Write out each line word for word. Drop pictures.

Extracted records

◆ ◆ ◆ ◆ ◆

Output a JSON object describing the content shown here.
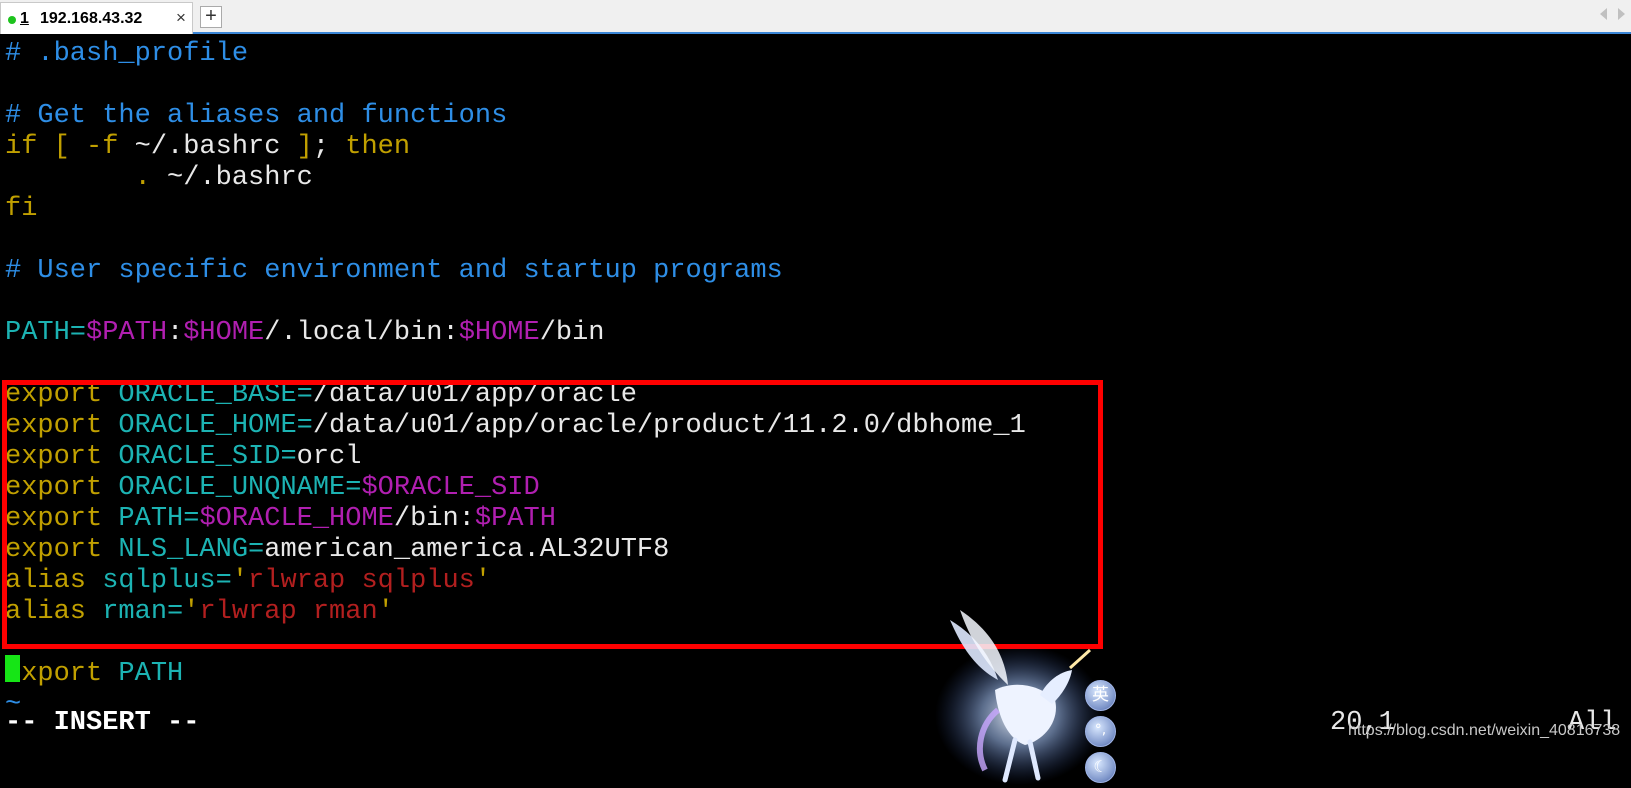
{
  "tabbar": {
    "active_tab": {
      "number": "1",
      "title": "192.168.43.32",
      "close_glyph": "×",
      "status_color": "#1dc31d"
    },
    "new_tab_glyph": "+"
  },
  "editor": {
    "lines": [
      {
        "tokens": [
          {
            "t": "# .bash_profile",
            "c": "comment"
          }
        ]
      },
      {
        "tokens": []
      },
      {
        "tokens": [
          {
            "t": "# Get the aliases and functions",
            "c": "comment"
          }
        ]
      },
      {
        "tokens": [
          {
            "t": "if",
            "c": "kw"
          },
          {
            "t": " ",
            "c": "plain"
          },
          {
            "t": "[",
            "c": "kw"
          },
          {
            "t": " ",
            "c": "plain"
          },
          {
            "t": "-f",
            "c": "kw"
          },
          {
            "t": " ~/.bashrc ",
            "c": "plain"
          },
          {
            "t": "]",
            "c": "kw"
          },
          {
            "t": "; ",
            "c": "plain"
          },
          {
            "t": "then",
            "c": "kw"
          }
        ]
      },
      {
        "tokens": [
          {
            "t": "        ",
            "c": "plain"
          },
          {
            "t": ".",
            "c": "kw"
          },
          {
            "t": " ~/.bashrc",
            "c": "plain"
          }
        ]
      },
      {
        "tokens": [
          {
            "t": "fi",
            "c": "kw"
          }
        ]
      },
      {
        "tokens": []
      },
      {
        "tokens": [
          {
            "t": "# User specific environment and startup programs",
            "c": "comment"
          }
        ]
      },
      {
        "tokens": []
      },
      {
        "tokens": [
          {
            "t": "PATH=",
            "c": "id"
          },
          {
            "t": "$PATH",
            "c": "var"
          },
          {
            "t": ":",
            "c": "plain"
          },
          {
            "t": "$HOME",
            "c": "var"
          },
          {
            "t": "/.local/bin:",
            "c": "plain"
          },
          {
            "t": "$HOME",
            "c": "var"
          },
          {
            "t": "/bin",
            "c": "plain"
          }
        ]
      },
      {
        "tokens": []
      },
      {
        "tokens": [
          {
            "t": "export",
            "c": "kw"
          },
          {
            "t": " ",
            "c": "plain"
          },
          {
            "t": "ORACLE_BASE=",
            "c": "id"
          },
          {
            "t": "/data/u01/app/oracle",
            "c": "plain"
          }
        ]
      },
      {
        "tokens": [
          {
            "t": "export",
            "c": "kw"
          },
          {
            "t": " ",
            "c": "plain"
          },
          {
            "t": "ORACLE_HOME=",
            "c": "id"
          },
          {
            "t": "/data/u01/app/oracle/product/11.2.0/dbhome_1",
            "c": "plain"
          }
        ]
      },
      {
        "tokens": [
          {
            "t": "export",
            "c": "kw"
          },
          {
            "t": " ",
            "c": "plain"
          },
          {
            "t": "ORACLE_SID=",
            "c": "id"
          },
          {
            "t": "orcl",
            "c": "plain"
          }
        ]
      },
      {
        "tokens": [
          {
            "t": "export",
            "c": "kw"
          },
          {
            "t": " ",
            "c": "plain"
          },
          {
            "t": "ORACLE_UNQNAME=",
            "c": "id"
          },
          {
            "t": "$ORACLE_SID",
            "c": "var"
          }
        ]
      },
      {
        "tokens": [
          {
            "t": "export",
            "c": "kw"
          },
          {
            "t": " ",
            "c": "plain"
          },
          {
            "t": "PATH=",
            "c": "id"
          },
          {
            "t": "$ORACLE_HOME",
            "c": "var"
          },
          {
            "t": "/bin:",
            "c": "plain"
          },
          {
            "t": "$PATH",
            "c": "var"
          }
        ]
      },
      {
        "tokens": [
          {
            "t": "export",
            "c": "kw"
          },
          {
            "t": " ",
            "c": "plain"
          },
          {
            "t": "NLS_LANG=",
            "c": "id"
          },
          {
            "t": "american_america.AL32UTF8",
            "c": "plain"
          }
        ]
      },
      {
        "tokens": [
          {
            "t": "alias",
            "c": "kw"
          },
          {
            "t": " ",
            "c": "plain"
          },
          {
            "t": "sqlplus=",
            "c": "id"
          },
          {
            "t": "'",
            "c": "kw"
          },
          {
            "t": "rlwrap sqlplus",
            "c": "str"
          },
          {
            "t": "'",
            "c": "kw"
          }
        ]
      },
      {
        "tokens": [
          {
            "t": "alias",
            "c": "kw"
          },
          {
            "t": " ",
            "c": "plain"
          },
          {
            "t": "rman=",
            "c": "id"
          },
          {
            "t": "'",
            "c": "kw"
          },
          {
            "t": "rlwrap rman",
            "c": "str"
          },
          {
            "t": "'",
            "c": "kw"
          }
        ]
      },
      {
        "tokens": []
      },
      {
        "tokens": [
          {
            "t": "export",
            "c": "kw"
          },
          {
            "t": " ",
            "c": "plain"
          },
          {
            "t": "PATH",
            "c": "id"
          }
        ]
      },
      {
        "tokens": [
          {
            "t": "~",
            "c": "tilde"
          }
        ]
      }
    ],
    "cursor_color": "#16e516"
  },
  "statusline": {
    "mode": "-- INSERT --",
    "position": "20,1",
    "scroll": "All"
  },
  "watermark": "https://blog.csdn.net/weixin_40816738",
  "ime_toolbar": {
    "lang_glyph": "英",
    "punct_glyph": "°,",
    "moon_glyph": "☾"
  },
  "colors": {
    "highlight_box": "#ff0000",
    "comment": "#2e8ee6",
    "keyword": "#c1a000",
    "identifier": "#1cb3b3",
    "variable": "#b01fb0",
    "string": "#b21f1f",
    "tab_underline": "#3b86d6"
  }
}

◆ ◆ ◆ ◆ ◆

> [Response to this exercise]:
Output a JSON object describing the content shown here.
{
  "tabbar": {
    "active_tab": {
      "number": "1",
      "title": "192.168.43.32",
      "close_glyph": "×",
      "status_color": "#1dc31d"
    },
    "new_tab_glyph": "+"
  },
  "editor": {
    "lines": [
      {
        "tokens": [
          {
            "t": "# .bash_profile",
            "c": "comment"
          }
        ]
      },
      {
        "tokens": []
      },
      {
        "tokens": [
          {
            "t": "# Get the aliases and functions",
            "c": "comment"
          }
        ]
      },
      {
        "tokens": [
          {
            "t": "if",
            "c": "kw"
          },
          {
            "t": " ",
            "c": "plain"
          },
          {
            "t": "[",
            "c": "kw"
          },
          {
            "t": " ",
            "c": "plain"
          },
          {
            "t": "-f",
            "c": "kw"
          },
          {
            "t": " ~/.bashrc ",
            "c": "plain"
          },
          {
            "t": "]",
            "c": "kw"
          },
          {
            "t": "; ",
            "c": "plain"
          },
          {
            "t": "then",
            "c": "kw"
          }
        ]
      },
      {
        "tokens": [
          {
            "t": "        ",
            "c": "plain"
          },
          {
            "t": ".",
            "c": "kw"
          },
          {
            "t": " ~/.bashrc",
            "c": "plain"
          }
        ]
      },
      {
        "tokens": [
          {
            "t": "fi",
            "c": "kw"
          }
        ]
      },
      {
        "tokens": []
      },
      {
        "tokens": [
          {
            "t": "# User specific environment and startup programs",
            "c": "comment"
          }
        ]
      },
      {
        "tokens": []
      },
      {
        "tokens": [
          {
            "t": "PATH=",
            "c": "id"
          },
          {
            "t": "$PATH",
            "c": "var"
          },
          {
            "t": ":",
            "c": "plain"
          },
          {
            "t": "$HOME",
            "c": "var"
          },
          {
            "t": "/.local/bin:",
            "c": "plain"
          },
          {
            "t": "$HOME",
            "c": "var"
          },
          {
            "t": "/bin",
            "c": "plain"
          }
        ]
      },
      {
        "tokens": []
      },
      {
        "tokens": [
          {
            "t": "export",
            "c": "kw"
          },
          {
            "t": " ",
            "c": "plain"
          },
          {
            "t": "ORACLE_BASE=",
            "c": "id"
          },
          {
            "t": "/data/u01/app/oracle",
            "c": "plain"
          }
        ]
      },
      {
        "tokens": [
          {
            "t": "export",
            "c": "kw"
          },
          {
            "t": " ",
            "c": "plain"
          },
          {
            "t": "ORACLE_HOME=",
            "c": "id"
          },
          {
            "t": "/data/u01/app/oracle/product/11.2.0/dbhome_1",
            "c": "plain"
          }
        ]
      },
      {
        "tokens": [
          {
            "t": "export",
            "c": "kw"
          },
          {
            "t": " ",
            "c": "plain"
          },
          {
            "t": "ORACLE_SID=",
            "c": "id"
          },
          {
            "t": "orcl",
            "c": "plain"
          }
        ]
      },
      {
        "tokens": [
          {
            "t": "export",
            "c": "kw"
          },
          {
            "t": " ",
            "c": "plain"
          },
          {
            "t": "ORACLE_UNQNAME=",
            "c": "id"
          },
          {
            "t": "$ORACLE_SID",
            "c": "var"
          }
        ]
      },
      {
        "tokens": [
          {
            "t": "export",
            "c": "kw"
          },
          {
            "t": " ",
            "c": "plain"
          },
          {
            "t": "PATH=",
            "c": "id"
          },
          {
            "t": "$ORACLE_HOME",
            "c": "var"
          },
          {
            "t": "/bin:",
            "c": "plain"
          },
          {
            "t": "$PATH",
            "c": "var"
          }
        ]
      },
      {
        "tokens": [
          {
            "t": "export",
            "c": "kw"
          },
          {
            "t": " ",
            "c": "plain"
          },
          {
            "t": "NLS_LANG=",
            "c": "id"
          },
          {
            "t": "american_america.AL32UTF8",
            "c": "plain"
          }
        ]
      },
      {
        "tokens": [
          {
            "t": "alias",
            "c": "kw"
          },
          {
            "t": " ",
            "c": "plain"
          },
          {
            "t": "sqlplus=",
            "c": "id"
          },
          {
            "t": "'",
            "c": "kw"
          },
          {
            "t": "rlwrap sqlplus",
            "c": "str"
          },
          {
            "t": "'",
            "c": "kw"
          }
        ]
      },
      {
        "tokens": [
          {
            "t": "alias",
            "c": "kw"
          },
          {
            "t": " ",
            "c": "plain"
          },
          {
            "t": "rman=",
            "c": "id"
          },
          {
            "t": "'",
            "c": "kw"
          },
          {
            "t": "rlwrap rman",
            "c": "str"
          },
          {
            "t": "'",
            "c": "kw"
          }
        ]
      },
      {
        "tokens": []
      },
      {
        "tokens": [
          {
            "t": "export",
            "c": "kw"
          },
          {
            "t": " ",
            "c": "plain"
          },
          {
            "t": "PATH",
            "c": "id"
          }
        ]
      },
      {
        "tokens": [
          {
            "t": "~",
            "c": "tilde"
          }
        ]
      }
    ],
    "cursor_color": "#16e516"
  },
  "statusline": {
    "mode": "-- INSERT --",
    "position": "20,1",
    "scroll": "All"
  },
  "watermark": "https://blog.csdn.net/weixin_40816738",
  "ime_toolbar": {
    "lang_glyph": "英",
    "punct_glyph": "°,",
    "moon_glyph": "☾"
  },
  "colors": {
    "highlight_box": "#ff0000",
    "comment": "#2e8ee6",
    "keyword": "#c1a000",
    "identifier": "#1cb3b3",
    "variable": "#b01fb0",
    "string": "#b21f1f",
    "tab_underline": "#3b86d6"
  }
}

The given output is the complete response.